• [What is being asked]
Find and copy each line of the records where the string "True" shows up.

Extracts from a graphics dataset
=-=-=

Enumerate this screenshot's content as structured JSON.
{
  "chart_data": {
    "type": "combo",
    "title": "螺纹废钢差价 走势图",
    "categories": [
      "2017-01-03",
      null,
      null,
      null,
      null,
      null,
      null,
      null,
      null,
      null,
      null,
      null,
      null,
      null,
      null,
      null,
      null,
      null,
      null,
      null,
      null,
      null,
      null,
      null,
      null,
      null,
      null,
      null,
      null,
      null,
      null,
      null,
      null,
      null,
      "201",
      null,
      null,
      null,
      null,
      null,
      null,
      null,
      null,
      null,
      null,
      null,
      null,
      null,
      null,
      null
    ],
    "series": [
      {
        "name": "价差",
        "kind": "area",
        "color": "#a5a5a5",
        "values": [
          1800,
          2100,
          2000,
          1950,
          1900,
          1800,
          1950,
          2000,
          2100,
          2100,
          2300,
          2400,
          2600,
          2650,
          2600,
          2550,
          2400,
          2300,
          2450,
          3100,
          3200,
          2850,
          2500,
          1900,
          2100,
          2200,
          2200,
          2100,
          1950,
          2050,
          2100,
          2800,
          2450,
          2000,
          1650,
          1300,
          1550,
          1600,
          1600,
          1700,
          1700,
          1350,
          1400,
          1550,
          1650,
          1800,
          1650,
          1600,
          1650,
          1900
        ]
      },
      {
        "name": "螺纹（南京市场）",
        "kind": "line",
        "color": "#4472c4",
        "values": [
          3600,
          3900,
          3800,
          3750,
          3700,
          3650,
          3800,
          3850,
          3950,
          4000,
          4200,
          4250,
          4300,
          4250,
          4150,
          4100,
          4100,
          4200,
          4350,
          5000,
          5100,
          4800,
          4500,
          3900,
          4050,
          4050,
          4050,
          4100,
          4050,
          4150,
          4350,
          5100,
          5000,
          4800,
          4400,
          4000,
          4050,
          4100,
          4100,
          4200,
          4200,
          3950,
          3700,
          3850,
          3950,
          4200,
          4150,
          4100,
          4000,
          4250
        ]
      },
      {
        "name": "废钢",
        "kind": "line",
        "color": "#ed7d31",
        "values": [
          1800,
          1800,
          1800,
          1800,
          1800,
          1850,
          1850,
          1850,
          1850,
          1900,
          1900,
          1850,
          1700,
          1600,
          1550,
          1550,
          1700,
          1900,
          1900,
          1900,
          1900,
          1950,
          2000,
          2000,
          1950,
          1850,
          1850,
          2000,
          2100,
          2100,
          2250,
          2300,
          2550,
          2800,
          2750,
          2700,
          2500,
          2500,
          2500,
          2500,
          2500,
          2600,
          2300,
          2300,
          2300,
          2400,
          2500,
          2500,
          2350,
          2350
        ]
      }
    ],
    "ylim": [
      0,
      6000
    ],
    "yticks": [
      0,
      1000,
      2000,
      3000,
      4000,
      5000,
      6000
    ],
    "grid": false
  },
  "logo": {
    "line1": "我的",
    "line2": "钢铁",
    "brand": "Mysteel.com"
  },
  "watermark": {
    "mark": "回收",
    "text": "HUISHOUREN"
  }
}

=-=-=

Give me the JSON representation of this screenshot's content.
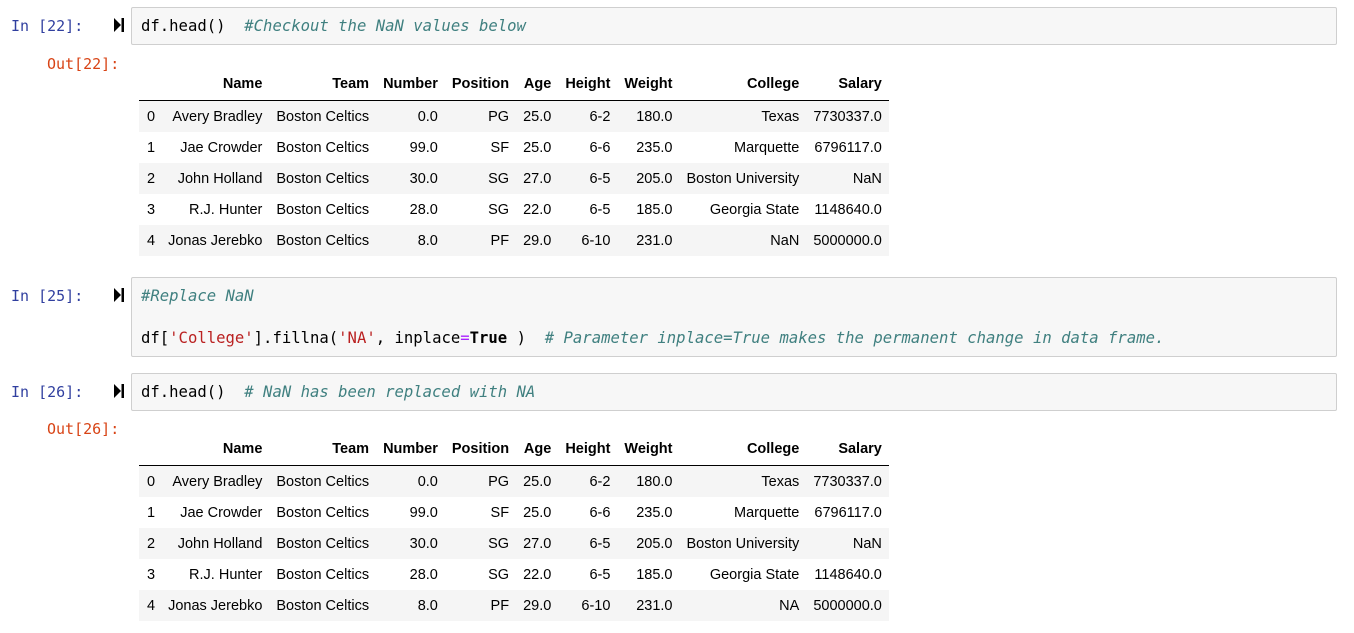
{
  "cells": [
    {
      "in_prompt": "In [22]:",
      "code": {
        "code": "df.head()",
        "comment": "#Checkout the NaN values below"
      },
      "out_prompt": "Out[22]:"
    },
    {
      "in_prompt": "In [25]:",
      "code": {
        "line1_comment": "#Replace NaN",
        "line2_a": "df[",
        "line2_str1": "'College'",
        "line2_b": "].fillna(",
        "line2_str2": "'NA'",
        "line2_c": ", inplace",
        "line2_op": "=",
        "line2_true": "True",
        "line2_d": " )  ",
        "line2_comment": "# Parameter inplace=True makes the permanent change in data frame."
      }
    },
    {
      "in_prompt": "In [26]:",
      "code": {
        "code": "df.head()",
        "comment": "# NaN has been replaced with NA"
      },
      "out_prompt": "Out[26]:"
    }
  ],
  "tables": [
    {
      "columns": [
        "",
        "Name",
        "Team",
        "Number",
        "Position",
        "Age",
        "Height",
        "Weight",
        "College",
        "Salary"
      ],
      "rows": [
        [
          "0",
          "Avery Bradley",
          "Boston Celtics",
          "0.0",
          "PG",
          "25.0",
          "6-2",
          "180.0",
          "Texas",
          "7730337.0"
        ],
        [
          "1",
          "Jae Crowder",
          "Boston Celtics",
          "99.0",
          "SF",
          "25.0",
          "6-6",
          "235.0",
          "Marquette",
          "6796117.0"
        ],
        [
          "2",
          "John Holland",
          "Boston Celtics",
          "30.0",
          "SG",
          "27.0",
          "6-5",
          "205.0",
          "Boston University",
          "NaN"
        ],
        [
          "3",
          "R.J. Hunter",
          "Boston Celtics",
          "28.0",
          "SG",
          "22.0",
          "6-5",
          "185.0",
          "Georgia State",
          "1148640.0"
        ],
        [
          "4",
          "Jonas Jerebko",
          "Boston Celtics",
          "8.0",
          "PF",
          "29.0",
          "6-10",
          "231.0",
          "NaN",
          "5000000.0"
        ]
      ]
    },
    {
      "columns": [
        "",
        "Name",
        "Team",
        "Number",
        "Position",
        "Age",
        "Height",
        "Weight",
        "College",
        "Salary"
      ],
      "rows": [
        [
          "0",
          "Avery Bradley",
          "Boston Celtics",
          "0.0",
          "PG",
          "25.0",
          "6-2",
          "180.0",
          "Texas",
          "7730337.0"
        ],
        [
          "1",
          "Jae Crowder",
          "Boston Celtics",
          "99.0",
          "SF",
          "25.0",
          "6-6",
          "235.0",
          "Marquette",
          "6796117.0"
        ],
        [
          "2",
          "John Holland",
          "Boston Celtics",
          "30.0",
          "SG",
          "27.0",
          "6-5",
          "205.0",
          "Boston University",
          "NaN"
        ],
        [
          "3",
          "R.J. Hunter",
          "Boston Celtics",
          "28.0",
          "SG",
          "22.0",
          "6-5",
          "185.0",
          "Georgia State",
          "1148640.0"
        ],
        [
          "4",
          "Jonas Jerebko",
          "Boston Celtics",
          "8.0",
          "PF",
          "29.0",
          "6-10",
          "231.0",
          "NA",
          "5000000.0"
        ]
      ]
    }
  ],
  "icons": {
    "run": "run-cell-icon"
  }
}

=-=-=

• [Full output]
        "line2_true": "True",
        "line2_comment": "# Parameter inplace=True makes the permanent change in data frame."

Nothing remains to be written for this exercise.